**PROBLEM REQUIREMENTS:** Extract precisely the lines that run from the line containing "Transcribe this image's" to the end of the records below, with both ends included and pictures omitted.

**PROVIDED INFORMATION:**
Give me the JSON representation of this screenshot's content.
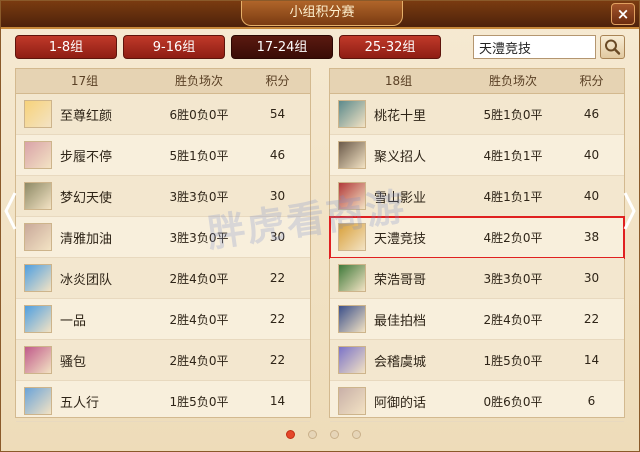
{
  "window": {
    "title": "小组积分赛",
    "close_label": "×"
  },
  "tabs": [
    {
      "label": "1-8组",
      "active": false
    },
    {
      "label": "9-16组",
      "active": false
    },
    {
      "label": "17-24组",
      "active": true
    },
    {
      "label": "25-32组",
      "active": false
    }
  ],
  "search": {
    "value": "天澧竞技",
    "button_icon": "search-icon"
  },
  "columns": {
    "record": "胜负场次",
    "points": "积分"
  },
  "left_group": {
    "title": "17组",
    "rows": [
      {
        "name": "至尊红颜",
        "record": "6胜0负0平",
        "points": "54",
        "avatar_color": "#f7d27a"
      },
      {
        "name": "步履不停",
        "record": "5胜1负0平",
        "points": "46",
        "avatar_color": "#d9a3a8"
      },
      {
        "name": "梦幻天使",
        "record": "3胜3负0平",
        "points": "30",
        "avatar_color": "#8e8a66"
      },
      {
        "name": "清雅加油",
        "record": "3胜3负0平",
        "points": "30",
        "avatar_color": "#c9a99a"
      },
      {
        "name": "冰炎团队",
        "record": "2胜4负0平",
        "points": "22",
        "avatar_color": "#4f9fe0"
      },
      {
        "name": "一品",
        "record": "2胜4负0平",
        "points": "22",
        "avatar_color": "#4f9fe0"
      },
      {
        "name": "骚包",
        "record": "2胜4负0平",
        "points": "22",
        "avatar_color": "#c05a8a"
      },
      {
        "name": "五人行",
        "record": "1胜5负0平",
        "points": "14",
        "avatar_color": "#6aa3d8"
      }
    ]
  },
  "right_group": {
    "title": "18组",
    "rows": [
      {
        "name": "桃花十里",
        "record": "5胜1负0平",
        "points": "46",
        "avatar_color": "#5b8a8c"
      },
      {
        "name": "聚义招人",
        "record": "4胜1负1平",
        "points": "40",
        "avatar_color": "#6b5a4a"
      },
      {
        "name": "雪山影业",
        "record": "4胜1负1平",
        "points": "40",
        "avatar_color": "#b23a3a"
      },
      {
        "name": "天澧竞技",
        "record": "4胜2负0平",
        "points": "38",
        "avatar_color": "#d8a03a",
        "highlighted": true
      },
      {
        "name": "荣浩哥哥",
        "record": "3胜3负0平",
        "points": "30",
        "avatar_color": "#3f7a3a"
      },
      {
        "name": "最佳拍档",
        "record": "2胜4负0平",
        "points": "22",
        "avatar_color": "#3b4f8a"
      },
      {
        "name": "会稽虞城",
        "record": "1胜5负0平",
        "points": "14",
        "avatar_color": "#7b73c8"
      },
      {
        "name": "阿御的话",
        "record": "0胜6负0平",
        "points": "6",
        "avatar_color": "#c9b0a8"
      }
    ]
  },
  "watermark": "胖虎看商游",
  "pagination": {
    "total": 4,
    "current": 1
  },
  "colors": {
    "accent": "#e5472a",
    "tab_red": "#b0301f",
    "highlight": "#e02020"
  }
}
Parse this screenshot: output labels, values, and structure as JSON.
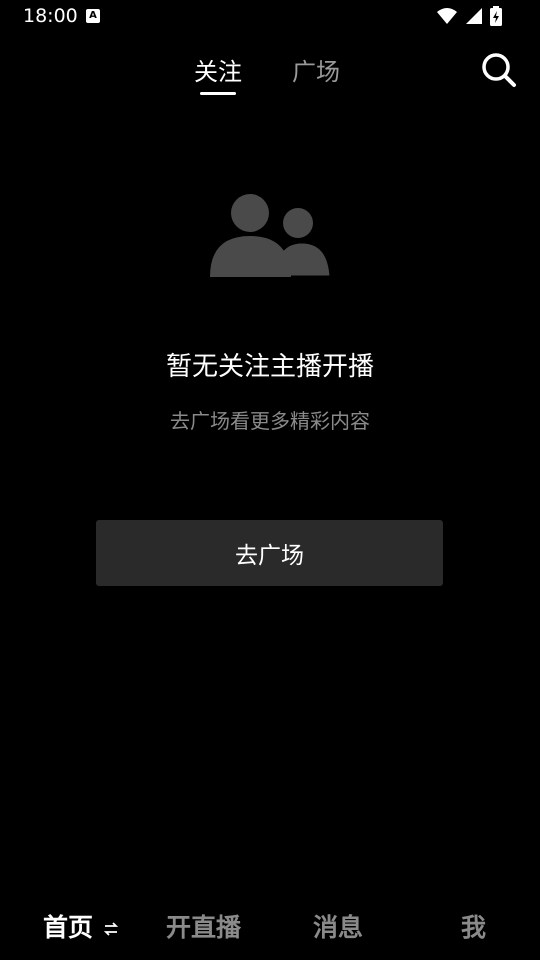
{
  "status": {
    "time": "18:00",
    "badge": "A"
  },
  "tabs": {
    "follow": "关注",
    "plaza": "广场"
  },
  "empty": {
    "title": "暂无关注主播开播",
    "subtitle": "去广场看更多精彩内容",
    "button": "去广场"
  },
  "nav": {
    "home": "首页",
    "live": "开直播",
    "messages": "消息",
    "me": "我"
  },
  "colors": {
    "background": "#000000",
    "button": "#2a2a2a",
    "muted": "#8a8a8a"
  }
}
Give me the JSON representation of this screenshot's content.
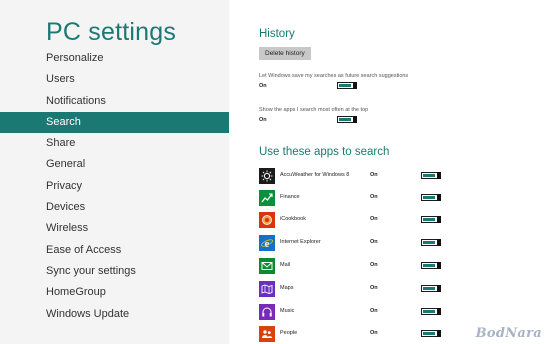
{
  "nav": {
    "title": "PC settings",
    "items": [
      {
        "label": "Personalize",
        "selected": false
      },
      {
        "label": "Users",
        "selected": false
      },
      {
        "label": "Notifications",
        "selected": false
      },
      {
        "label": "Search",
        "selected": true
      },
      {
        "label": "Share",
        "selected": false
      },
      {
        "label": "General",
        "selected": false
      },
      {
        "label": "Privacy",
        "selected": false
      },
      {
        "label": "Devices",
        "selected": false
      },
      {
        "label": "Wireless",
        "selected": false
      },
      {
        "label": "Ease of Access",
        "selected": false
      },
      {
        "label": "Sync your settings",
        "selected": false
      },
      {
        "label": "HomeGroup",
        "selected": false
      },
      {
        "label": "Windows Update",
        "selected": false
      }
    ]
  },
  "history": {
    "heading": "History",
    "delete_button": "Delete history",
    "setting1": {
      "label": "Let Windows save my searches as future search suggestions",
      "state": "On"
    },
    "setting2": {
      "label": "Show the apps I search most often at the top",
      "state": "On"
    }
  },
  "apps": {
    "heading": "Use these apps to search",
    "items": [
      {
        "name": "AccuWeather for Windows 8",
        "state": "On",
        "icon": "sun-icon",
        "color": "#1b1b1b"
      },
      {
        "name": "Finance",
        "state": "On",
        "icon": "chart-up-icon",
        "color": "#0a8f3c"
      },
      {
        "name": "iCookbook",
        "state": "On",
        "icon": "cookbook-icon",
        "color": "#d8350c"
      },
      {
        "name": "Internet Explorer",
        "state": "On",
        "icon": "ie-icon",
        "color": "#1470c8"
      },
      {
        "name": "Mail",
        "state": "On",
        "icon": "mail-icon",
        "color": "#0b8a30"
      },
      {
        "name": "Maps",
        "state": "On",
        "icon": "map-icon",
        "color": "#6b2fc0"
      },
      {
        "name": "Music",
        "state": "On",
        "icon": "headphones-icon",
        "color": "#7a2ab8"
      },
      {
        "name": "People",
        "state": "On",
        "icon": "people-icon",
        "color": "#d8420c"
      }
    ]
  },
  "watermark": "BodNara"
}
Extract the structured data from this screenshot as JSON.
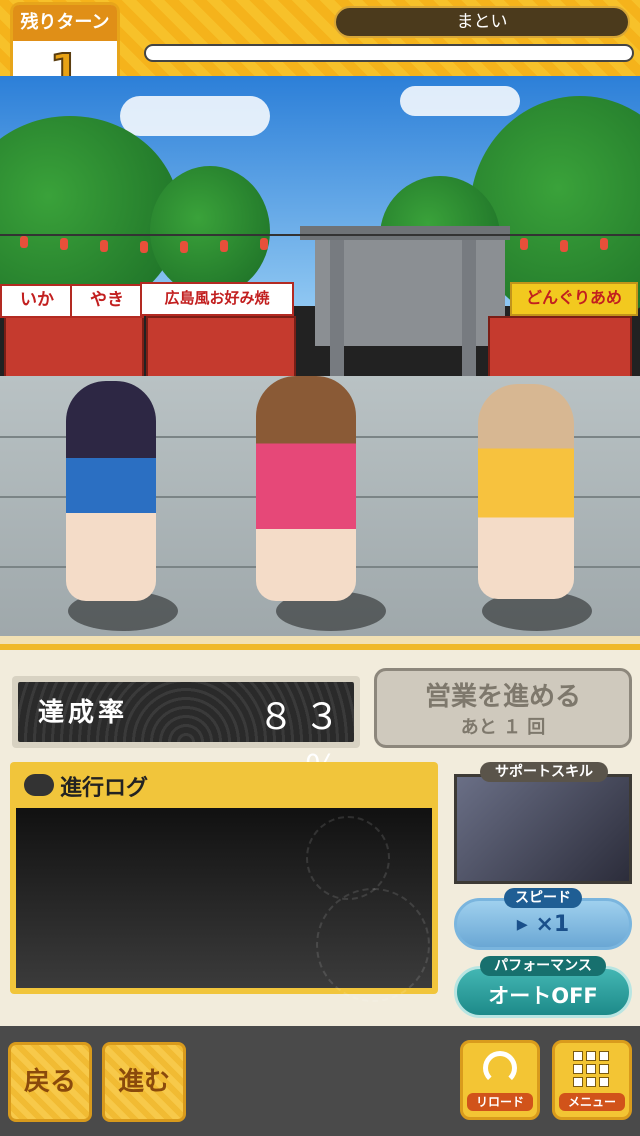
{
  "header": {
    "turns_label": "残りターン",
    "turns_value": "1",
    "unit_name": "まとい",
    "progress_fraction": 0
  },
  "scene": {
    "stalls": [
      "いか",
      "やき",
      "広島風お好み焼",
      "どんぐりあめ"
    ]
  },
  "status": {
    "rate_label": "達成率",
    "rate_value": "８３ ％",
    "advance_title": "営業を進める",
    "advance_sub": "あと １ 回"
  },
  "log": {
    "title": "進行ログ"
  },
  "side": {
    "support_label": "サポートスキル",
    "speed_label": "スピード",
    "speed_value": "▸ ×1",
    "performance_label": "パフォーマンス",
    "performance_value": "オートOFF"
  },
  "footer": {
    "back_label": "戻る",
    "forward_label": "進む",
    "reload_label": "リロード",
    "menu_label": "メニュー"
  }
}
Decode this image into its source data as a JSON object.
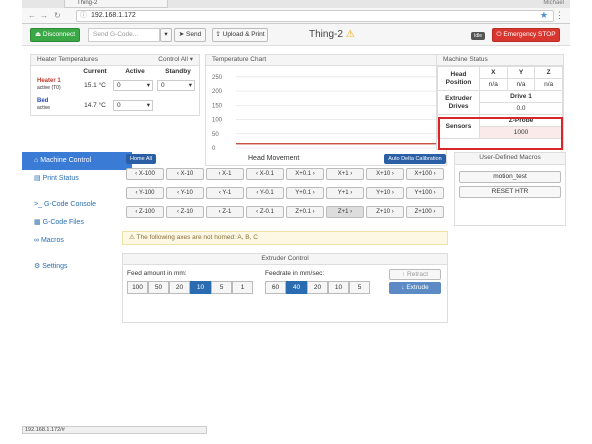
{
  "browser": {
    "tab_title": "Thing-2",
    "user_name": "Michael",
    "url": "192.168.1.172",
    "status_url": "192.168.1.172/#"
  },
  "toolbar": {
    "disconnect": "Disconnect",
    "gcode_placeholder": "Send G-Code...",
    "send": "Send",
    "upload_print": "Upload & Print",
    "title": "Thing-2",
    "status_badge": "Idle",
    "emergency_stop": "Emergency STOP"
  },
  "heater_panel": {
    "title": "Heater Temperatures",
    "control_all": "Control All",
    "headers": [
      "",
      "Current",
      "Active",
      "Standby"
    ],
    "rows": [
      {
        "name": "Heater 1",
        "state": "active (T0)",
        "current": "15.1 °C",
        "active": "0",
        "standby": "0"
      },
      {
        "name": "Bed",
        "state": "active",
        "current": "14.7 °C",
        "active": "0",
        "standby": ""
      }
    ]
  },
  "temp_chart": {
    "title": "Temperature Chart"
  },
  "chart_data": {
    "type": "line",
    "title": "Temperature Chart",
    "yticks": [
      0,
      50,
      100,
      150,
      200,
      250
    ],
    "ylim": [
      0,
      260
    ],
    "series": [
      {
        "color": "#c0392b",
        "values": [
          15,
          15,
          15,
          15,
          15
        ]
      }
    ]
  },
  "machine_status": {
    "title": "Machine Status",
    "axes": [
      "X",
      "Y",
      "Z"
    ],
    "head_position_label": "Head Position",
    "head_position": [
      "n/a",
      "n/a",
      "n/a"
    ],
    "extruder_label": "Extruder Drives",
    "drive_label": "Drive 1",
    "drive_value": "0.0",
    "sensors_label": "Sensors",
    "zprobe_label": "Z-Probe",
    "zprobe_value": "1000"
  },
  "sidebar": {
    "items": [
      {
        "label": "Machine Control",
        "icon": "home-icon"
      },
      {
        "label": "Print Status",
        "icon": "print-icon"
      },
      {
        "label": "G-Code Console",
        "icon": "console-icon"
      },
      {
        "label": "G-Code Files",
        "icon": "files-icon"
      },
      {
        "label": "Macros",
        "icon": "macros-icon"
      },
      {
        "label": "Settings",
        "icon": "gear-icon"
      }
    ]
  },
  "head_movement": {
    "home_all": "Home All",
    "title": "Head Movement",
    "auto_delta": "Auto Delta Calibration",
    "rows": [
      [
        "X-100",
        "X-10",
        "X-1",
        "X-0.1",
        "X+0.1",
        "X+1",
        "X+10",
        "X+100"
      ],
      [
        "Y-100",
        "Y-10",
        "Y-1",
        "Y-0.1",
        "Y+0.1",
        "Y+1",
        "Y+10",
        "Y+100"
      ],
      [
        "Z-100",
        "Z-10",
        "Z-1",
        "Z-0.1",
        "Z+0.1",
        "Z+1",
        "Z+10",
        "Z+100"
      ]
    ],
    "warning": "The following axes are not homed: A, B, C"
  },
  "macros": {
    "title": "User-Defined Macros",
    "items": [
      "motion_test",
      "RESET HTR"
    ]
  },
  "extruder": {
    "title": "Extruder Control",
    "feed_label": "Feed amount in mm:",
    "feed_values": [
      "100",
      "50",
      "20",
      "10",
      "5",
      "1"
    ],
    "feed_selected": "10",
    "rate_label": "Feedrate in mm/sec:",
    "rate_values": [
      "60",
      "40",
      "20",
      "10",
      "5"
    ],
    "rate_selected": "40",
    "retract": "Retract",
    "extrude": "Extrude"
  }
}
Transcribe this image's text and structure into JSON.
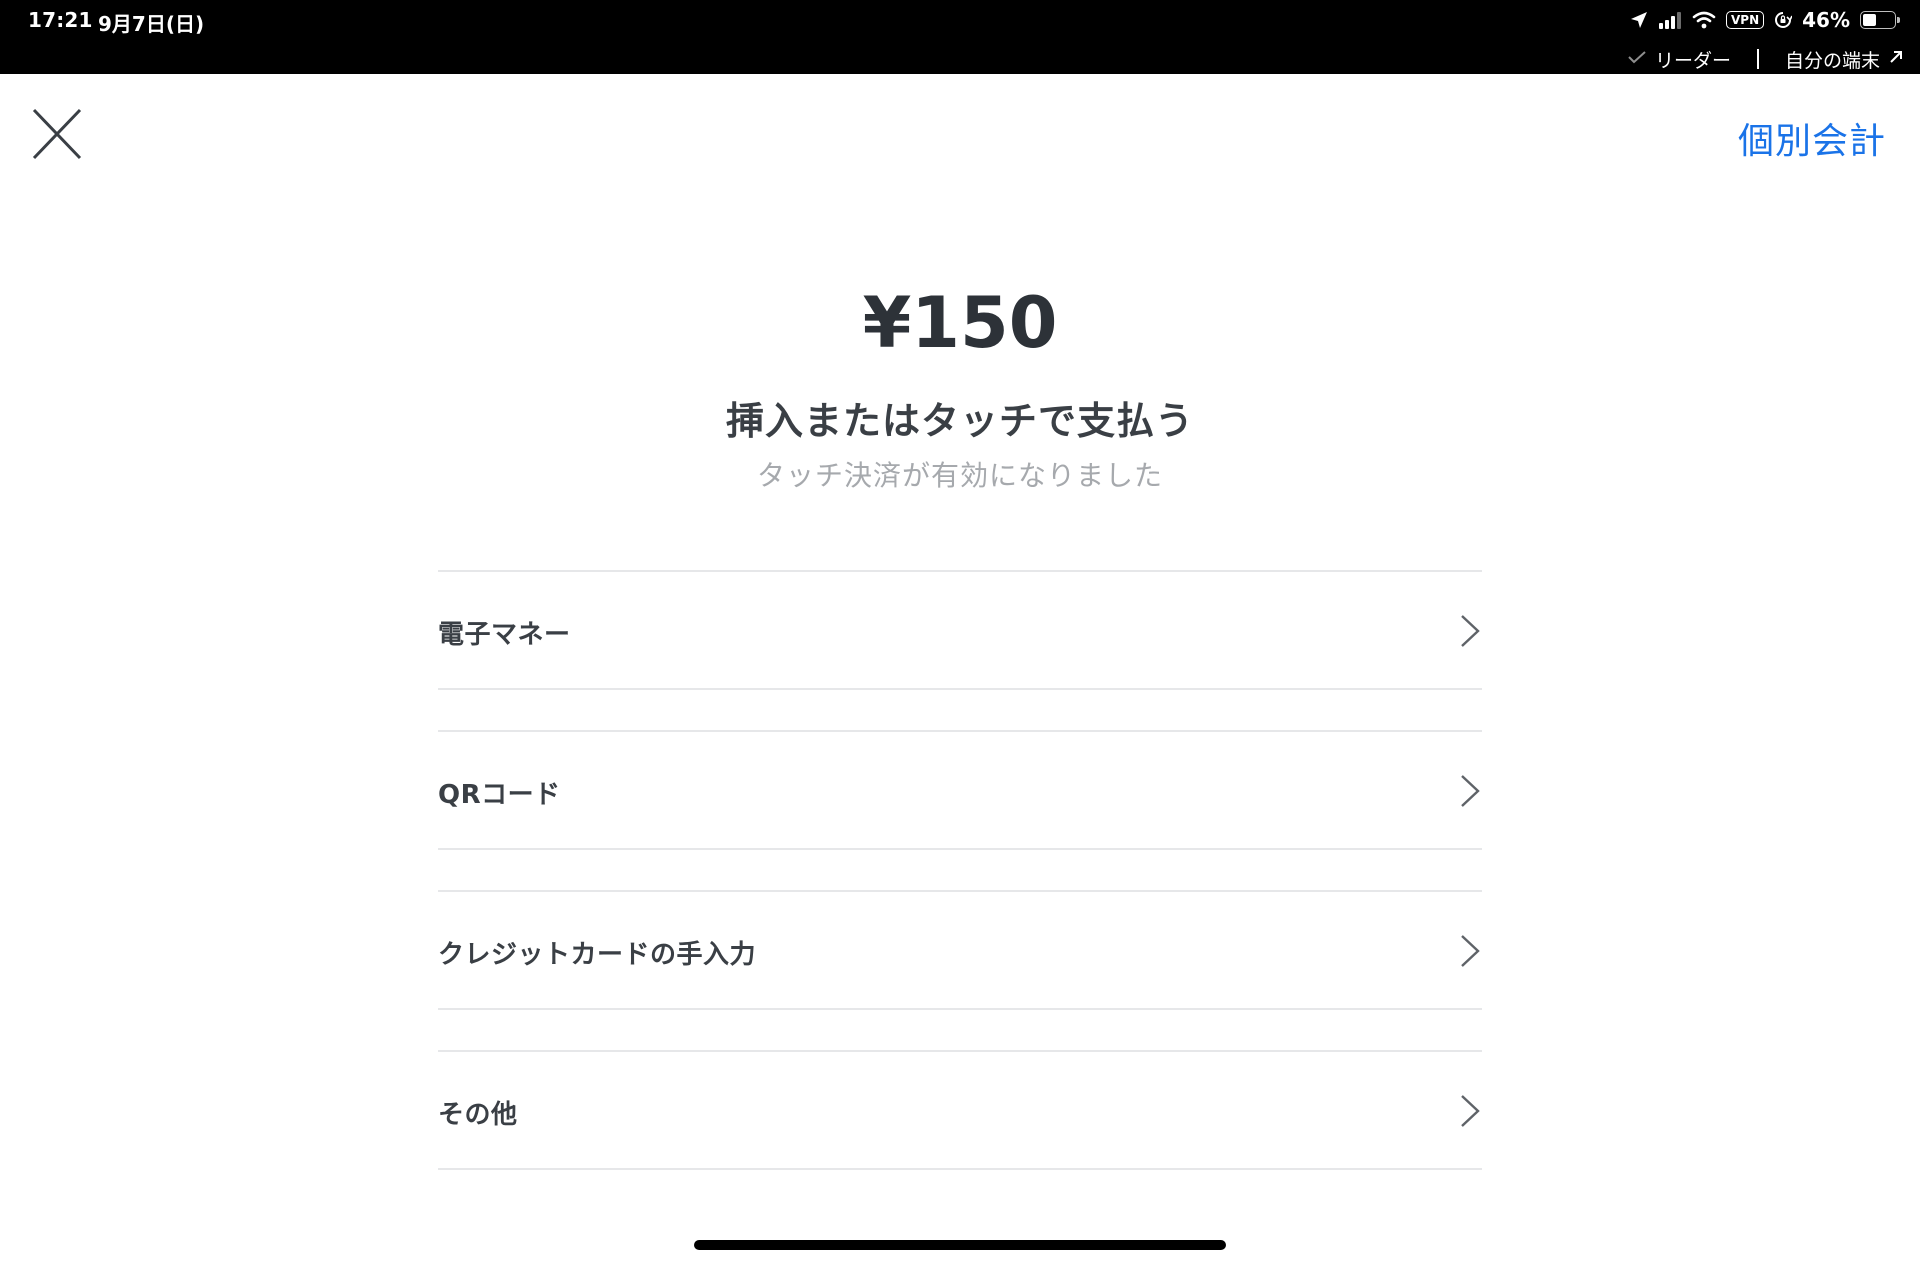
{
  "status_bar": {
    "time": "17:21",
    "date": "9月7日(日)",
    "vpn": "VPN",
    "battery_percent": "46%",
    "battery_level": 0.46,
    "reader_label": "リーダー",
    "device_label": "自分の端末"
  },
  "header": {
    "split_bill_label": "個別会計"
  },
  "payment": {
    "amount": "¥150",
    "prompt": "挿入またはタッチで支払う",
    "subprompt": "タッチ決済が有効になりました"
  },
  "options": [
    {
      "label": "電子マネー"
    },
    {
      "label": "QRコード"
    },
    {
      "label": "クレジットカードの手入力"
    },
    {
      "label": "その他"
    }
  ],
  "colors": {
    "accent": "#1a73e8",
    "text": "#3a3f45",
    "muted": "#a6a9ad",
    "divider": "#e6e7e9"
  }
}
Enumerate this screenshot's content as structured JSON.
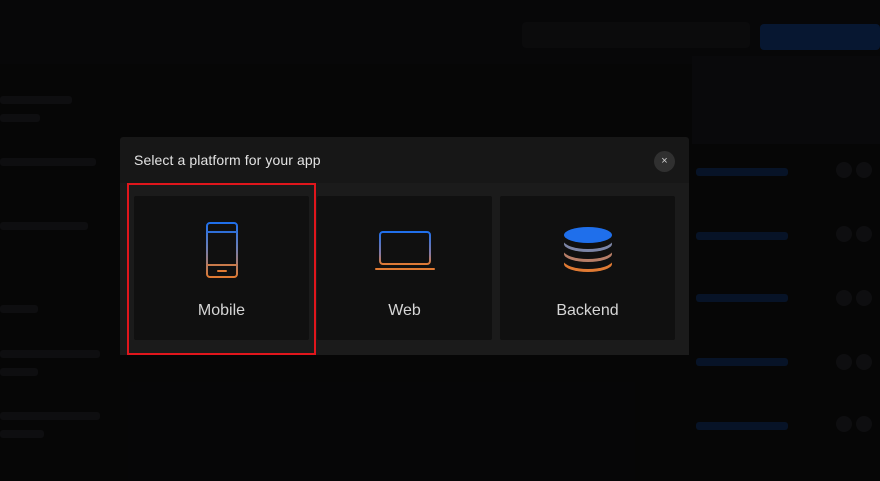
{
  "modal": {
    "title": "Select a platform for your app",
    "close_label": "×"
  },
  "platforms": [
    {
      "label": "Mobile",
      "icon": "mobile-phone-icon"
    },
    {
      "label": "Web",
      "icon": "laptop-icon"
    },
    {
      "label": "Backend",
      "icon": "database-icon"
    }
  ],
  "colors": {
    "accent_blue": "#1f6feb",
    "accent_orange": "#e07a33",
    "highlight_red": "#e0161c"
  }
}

**ANSWER IN FULL:**
Transcribe this image's text and structure into JSON.
{
  "status_bar": {
    "time": "17:21",
    "date": "9月7日(日)",
    "vpn": "VPN",
    "battery_percent": "46%",
    "battery_level": 0.46,
    "reader_label": "リーダー",
    "device_label": "自分の端末"
  },
  "header": {
    "split_bill_label": "個別会計"
  },
  "payment": {
    "amount": "¥150",
    "prompt": "挿入またはタッチで支払う",
    "subprompt": "タッチ決済が有効になりました"
  },
  "options": [
    {
      "label": "電子マネー"
    },
    {
      "label": "QRコード"
    },
    {
      "label": "クレジットカードの手入力"
    },
    {
      "label": "その他"
    }
  ],
  "colors": {
    "accent": "#1a73e8",
    "text": "#3a3f45",
    "muted": "#a6a9ad",
    "divider": "#e6e7e9"
  }
}
Enumerate this screenshot's content as structured JSON.
{
  "modal": {
    "title": "Select a platform for your app",
    "close_label": "×"
  },
  "platforms": [
    {
      "label": "Mobile",
      "icon": "mobile-phone-icon"
    },
    {
      "label": "Web",
      "icon": "laptop-icon"
    },
    {
      "label": "Backend",
      "icon": "database-icon"
    }
  ],
  "colors": {
    "accent_blue": "#1f6feb",
    "accent_orange": "#e07a33",
    "highlight_red": "#e0161c"
  }
}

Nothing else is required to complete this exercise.